**Work to complete**
From the listing below, extract each entry exactly as written, minus the images.

--------------------------------------------------

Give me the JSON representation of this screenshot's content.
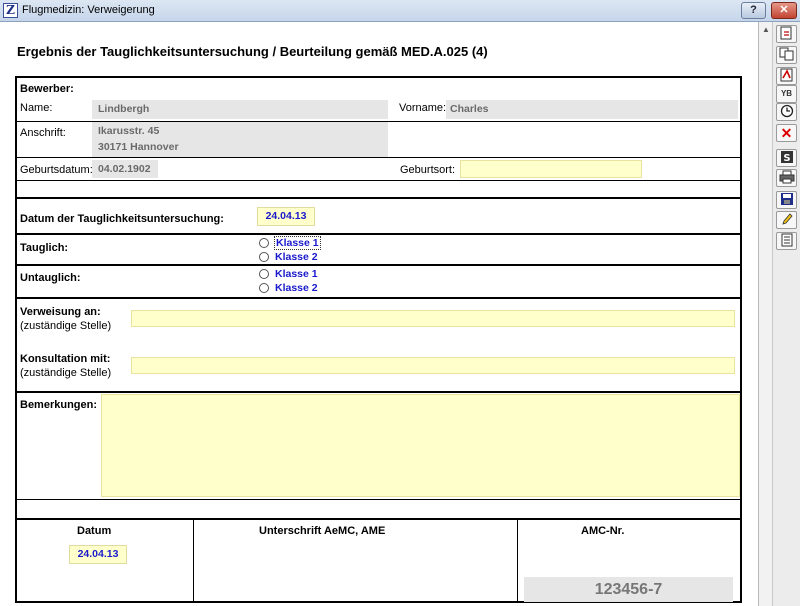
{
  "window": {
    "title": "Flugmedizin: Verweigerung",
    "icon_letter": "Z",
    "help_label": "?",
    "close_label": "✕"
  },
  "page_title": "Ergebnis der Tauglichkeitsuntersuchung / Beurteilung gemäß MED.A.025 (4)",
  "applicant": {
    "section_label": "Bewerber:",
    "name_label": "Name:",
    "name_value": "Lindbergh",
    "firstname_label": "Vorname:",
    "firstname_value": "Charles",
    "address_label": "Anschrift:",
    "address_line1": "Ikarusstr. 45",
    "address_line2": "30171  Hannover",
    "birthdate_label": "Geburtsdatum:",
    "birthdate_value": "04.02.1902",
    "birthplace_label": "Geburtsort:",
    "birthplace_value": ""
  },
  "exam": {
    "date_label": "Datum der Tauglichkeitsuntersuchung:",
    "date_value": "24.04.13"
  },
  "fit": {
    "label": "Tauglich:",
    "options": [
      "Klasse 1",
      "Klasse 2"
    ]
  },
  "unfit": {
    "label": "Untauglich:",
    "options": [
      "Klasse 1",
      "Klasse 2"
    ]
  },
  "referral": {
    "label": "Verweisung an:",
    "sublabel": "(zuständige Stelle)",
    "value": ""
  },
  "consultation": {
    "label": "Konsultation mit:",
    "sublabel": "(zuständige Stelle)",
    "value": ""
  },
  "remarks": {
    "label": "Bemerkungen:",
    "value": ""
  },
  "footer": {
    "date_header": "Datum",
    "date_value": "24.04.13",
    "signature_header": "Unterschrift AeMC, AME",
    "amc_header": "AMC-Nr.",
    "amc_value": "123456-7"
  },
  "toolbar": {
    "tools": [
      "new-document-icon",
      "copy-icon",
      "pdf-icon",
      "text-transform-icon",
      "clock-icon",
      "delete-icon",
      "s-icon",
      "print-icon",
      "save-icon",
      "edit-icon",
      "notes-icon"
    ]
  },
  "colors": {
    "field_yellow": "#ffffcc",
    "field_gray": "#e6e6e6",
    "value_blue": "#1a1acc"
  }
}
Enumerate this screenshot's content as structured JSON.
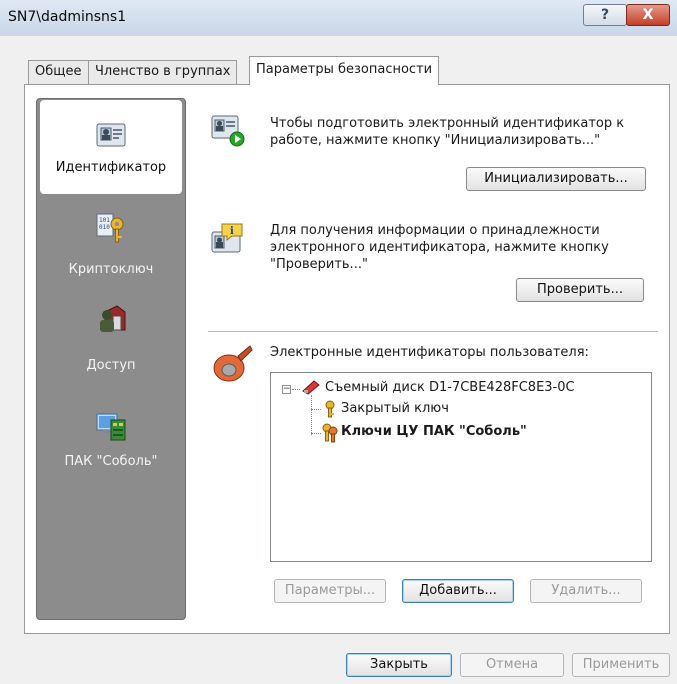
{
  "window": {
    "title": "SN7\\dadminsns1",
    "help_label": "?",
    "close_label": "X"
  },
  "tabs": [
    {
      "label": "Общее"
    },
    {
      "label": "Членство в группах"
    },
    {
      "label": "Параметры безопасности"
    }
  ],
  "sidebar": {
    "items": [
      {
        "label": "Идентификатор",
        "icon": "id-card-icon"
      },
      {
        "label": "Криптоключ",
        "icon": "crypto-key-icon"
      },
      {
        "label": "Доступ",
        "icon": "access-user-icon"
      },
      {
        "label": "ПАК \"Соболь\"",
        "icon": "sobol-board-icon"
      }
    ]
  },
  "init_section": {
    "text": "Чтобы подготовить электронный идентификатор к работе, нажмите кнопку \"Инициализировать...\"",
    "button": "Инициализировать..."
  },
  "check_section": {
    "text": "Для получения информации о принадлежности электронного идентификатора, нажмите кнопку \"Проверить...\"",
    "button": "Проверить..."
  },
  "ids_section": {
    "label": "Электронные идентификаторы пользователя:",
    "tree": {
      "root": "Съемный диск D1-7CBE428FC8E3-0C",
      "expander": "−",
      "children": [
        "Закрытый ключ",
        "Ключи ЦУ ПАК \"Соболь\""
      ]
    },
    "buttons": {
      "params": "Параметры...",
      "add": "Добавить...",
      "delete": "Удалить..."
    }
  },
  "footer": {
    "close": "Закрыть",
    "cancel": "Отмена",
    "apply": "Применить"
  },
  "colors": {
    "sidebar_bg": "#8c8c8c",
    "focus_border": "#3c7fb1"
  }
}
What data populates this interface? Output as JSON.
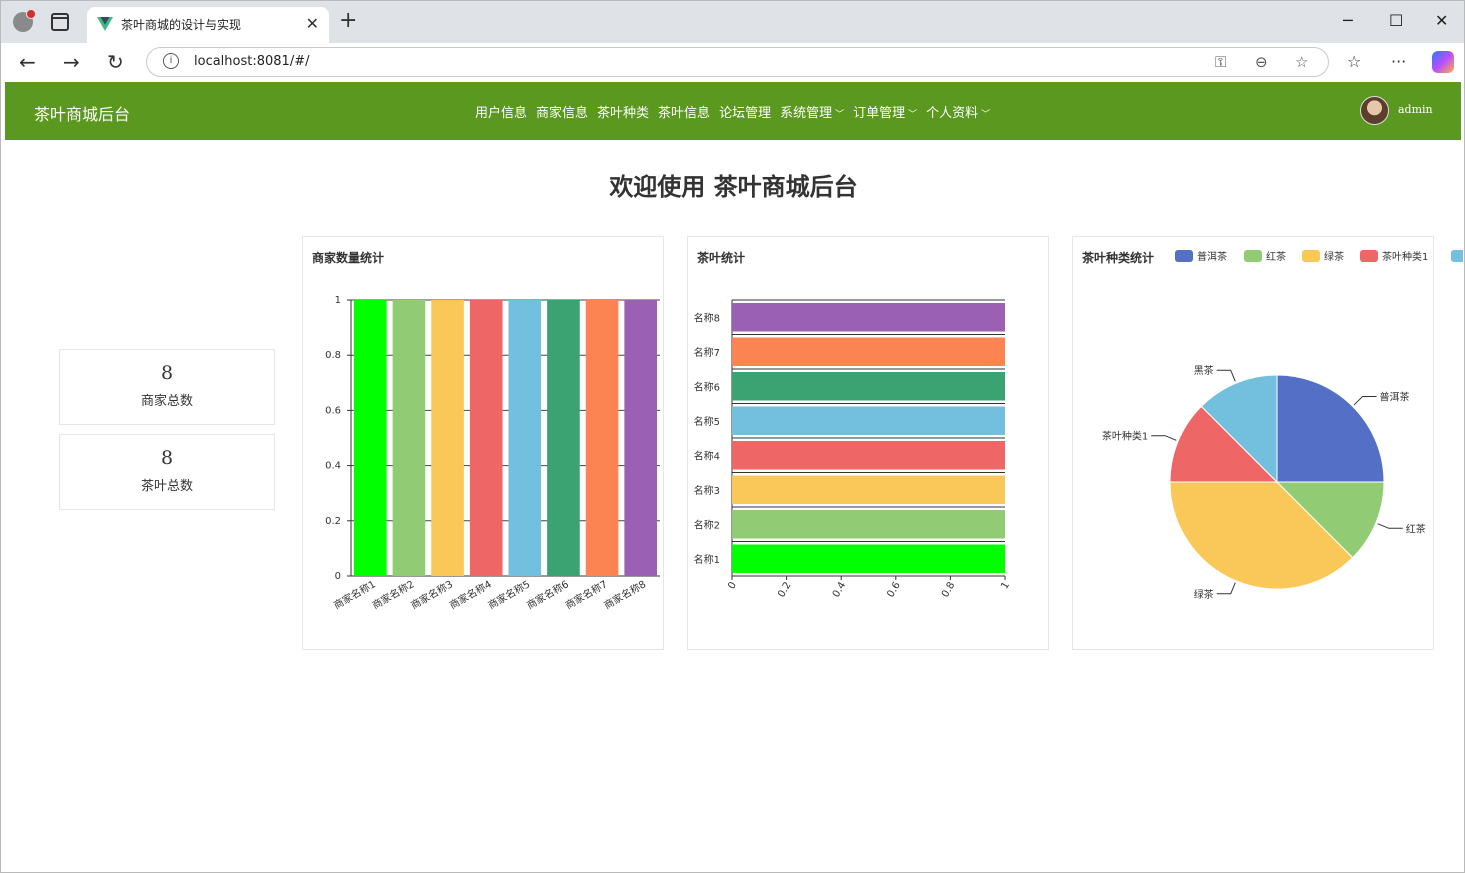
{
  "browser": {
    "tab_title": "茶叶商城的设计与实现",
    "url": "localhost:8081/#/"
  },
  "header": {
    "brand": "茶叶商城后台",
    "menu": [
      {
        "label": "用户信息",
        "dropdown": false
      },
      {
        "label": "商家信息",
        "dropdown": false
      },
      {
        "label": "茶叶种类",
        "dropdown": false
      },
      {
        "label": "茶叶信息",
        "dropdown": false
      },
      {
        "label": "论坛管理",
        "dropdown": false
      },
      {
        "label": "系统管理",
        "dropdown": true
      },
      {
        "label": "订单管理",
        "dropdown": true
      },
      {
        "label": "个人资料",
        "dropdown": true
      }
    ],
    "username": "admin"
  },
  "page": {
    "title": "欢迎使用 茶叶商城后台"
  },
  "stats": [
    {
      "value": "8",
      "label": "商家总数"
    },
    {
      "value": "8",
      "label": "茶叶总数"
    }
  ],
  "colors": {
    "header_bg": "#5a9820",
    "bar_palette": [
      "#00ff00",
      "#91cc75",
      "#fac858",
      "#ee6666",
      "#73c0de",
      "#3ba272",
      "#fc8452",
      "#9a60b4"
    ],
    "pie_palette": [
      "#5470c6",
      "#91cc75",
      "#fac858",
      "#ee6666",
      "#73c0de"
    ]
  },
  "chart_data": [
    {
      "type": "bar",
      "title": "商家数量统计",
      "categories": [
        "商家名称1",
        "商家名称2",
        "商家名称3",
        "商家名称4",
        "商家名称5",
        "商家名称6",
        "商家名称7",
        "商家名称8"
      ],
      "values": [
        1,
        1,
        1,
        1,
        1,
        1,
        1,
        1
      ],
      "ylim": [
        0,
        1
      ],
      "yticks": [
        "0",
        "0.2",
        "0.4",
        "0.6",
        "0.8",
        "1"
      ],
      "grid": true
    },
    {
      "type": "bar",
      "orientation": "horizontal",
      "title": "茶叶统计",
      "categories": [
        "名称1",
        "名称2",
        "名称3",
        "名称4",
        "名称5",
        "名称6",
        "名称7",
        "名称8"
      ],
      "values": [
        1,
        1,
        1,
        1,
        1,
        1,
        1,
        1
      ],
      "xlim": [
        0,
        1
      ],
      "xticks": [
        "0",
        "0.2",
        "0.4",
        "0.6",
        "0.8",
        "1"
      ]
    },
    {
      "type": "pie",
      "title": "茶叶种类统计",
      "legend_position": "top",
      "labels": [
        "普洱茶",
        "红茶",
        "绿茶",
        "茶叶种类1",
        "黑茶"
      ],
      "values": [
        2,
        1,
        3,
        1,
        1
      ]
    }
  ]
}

--------------------------------------------------

**Reply**
Give me the JSON representation of this screenshot's content.
{
  "window": {
    "title": "Flugmedizin: Verweigerung",
    "icon_letter": "Z",
    "help_label": "?",
    "close_label": "✕"
  },
  "page_title": "Ergebnis der Tauglichkeitsuntersuchung / Beurteilung gemäß MED.A.025 (4)",
  "applicant": {
    "section_label": "Bewerber:",
    "name_label": "Name:",
    "name_value": "Lindbergh",
    "firstname_label": "Vorname:",
    "firstname_value": "Charles",
    "address_label": "Anschrift:",
    "address_line1": "Ikarusstr. 45",
    "address_line2": "30171  Hannover",
    "birthdate_label": "Geburtsdatum:",
    "birthdate_value": "04.02.1902",
    "birthplace_label": "Geburtsort:",
    "birthplace_value": ""
  },
  "exam": {
    "date_label": "Datum der Tauglichkeitsuntersuchung:",
    "date_value": "24.04.13"
  },
  "fit": {
    "label": "Tauglich:",
    "options": [
      "Klasse 1",
      "Klasse 2"
    ]
  },
  "unfit": {
    "label": "Untauglich:",
    "options": [
      "Klasse 1",
      "Klasse 2"
    ]
  },
  "referral": {
    "label": "Verweisung an:",
    "sublabel": "(zuständige Stelle)",
    "value": ""
  },
  "consultation": {
    "label": "Konsultation mit:",
    "sublabel": "(zuständige Stelle)",
    "value": ""
  },
  "remarks": {
    "label": "Bemerkungen:",
    "value": ""
  },
  "footer": {
    "date_header": "Datum",
    "date_value": "24.04.13",
    "signature_header": "Unterschrift AeMC, AME",
    "amc_header": "AMC-Nr.",
    "amc_value": "123456-7"
  },
  "toolbar": {
    "tools": [
      "new-document-icon",
      "copy-icon",
      "pdf-icon",
      "text-transform-icon",
      "clock-icon",
      "delete-icon",
      "s-icon",
      "print-icon",
      "save-icon",
      "edit-icon",
      "notes-icon"
    ]
  },
  "colors": {
    "field_yellow": "#ffffcc",
    "field_gray": "#e6e6e6",
    "value_blue": "#1a1acc"
  }
}
Enumerate this screenshot's content as structured JSON.
{
  "window": {
    "title": "SN7\\dadminsns1",
    "help_label": "?",
    "close_label": "X"
  },
  "tabs": [
    {
      "label": "Общее"
    },
    {
      "label": "Членство в группах"
    },
    {
      "label": "Параметры безопасности"
    }
  ],
  "sidebar": {
    "items": [
      {
        "label": "Идентификатор",
        "icon": "id-card-icon"
      },
      {
        "label": "Криптоключ",
        "icon": "crypto-key-icon"
      },
      {
        "label": "Доступ",
        "icon": "access-user-icon"
      },
      {
        "label": "ПАК \"Соболь\"",
        "icon": "sobol-board-icon"
      }
    ]
  },
  "init_section": {
    "text": "Чтобы подготовить электронный идентификатор к работе, нажмите кнопку \"Инициализировать...\"",
    "button": "Инициализировать..."
  },
  "check_section": {
    "text": "Для получения информации о принадлежности электронного идентификатора, нажмите кнопку \"Проверить...\"",
    "button": "Проверить..."
  },
  "ids_section": {
    "label": "Электронные идентификаторы пользователя:",
    "tree": {
      "root": "Съемный диск D1-7CBE428FC8E3-0C",
      "expander": "−",
      "children": [
        "Закрытый ключ",
        "Ключи ЦУ ПАК \"Соболь\""
      ]
    },
    "buttons": {
      "params": "Параметры...",
      "add": "Добавить...",
      "delete": "Удалить..."
    }
  },
  "footer": {
    "close": "Закрыть",
    "cancel": "Отмена",
    "apply": "Применить"
  },
  "colors": {
    "sidebar_bg": "#8c8c8c",
    "focus_border": "#3c7fb1"
  }
}
What data populates this interface? Output as JSON.
{
  "browser": {
    "tab_title": "茶叶商城的设计与实现",
    "url": "localhost:8081/#/"
  },
  "header": {
    "brand": "茶叶商城后台",
    "menu": [
      {
        "label": "用户信息",
        "dropdown": false
      },
      {
        "label": "商家信息",
        "dropdown": false
      },
      {
        "label": "茶叶种类",
        "dropdown": false
      },
      {
        "label": "茶叶信息",
        "dropdown": false
      },
      {
        "label": "论坛管理",
        "dropdown": false
      },
      {
        "label": "系统管理",
        "dropdown": true
      },
      {
        "label": "订单管理",
        "dropdown": true
      },
      {
        "label": "个人资料",
        "dropdown": true
      }
    ],
    "username": "admin"
  },
  "page": {
    "title": "欢迎使用 茶叶商城后台"
  },
  "stats": [
    {
      "value": "8",
      "label": "商家总数"
    },
    {
      "value": "8",
      "label": "茶叶总数"
    }
  ],
  "colors": {
    "header_bg": "#5a9820",
    "bar_palette": [
      "#00ff00",
      "#91cc75",
      "#fac858",
      "#ee6666",
      "#73c0de",
      "#3ba272",
      "#fc8452",
      "#9a60b4"
    ],
    "pie_palette": [
      "#5470c6",
      "#91cc75",
      "#fac858",
      "#ee6666",
      "#73c0de"
    ]
  },
  "chart_data": [
    {
      "type": "bar",
      "title": "商家数量统计",
      "categories": [
        "商家名称1",
        "商家名称2",
        "商家名称3",
        "商家名称4",
        "商家名称5",
        "商家名称6",
        "商家名称7",
        "商家名称8"
      ],
      "values": [
        1,
        1,
        1,
        1,
        1,
        1,
        1,
        1
      ],
      "ylim": [
        0,
        1
      ],
      "yticks": [
        "0",
        "0.2",
        "0.4",
        "0.6",
        "0.8",
        "1"
      ],
      "grid": true
    },
    {
      "type": "bar",
      "orientation": "horizontal",
      "title": "茶叶统计",
      "categories": [
        "名称1",
        "名称2",
        "名称3",
        "名称4",
        "名称5",
        "名称6",
        "名称7",
        "名称8"
      ],
      "values": [
        1,
        1,
        1,
        1,
        1,
        1,
        1,
        1
      ],
      "xlim": [
        0,
        1
      ],
      "xticks": [
        "0",
        "0.2",
        "0.4",
        "0.6",
        "0.8",
        "1"
      ]
    },
    {
      "type": "pie",
      "title": "茶叶种类统计",
      "legend_position": "top",
      "labels": [
        "普洱茶",
        "红茶",
        "绿茶",
        "茶叶种类1",
        "黑茶"
      ],
      "values": [
        2,
        1,
        3,
        1,
        1
      ]
    }
  ]
}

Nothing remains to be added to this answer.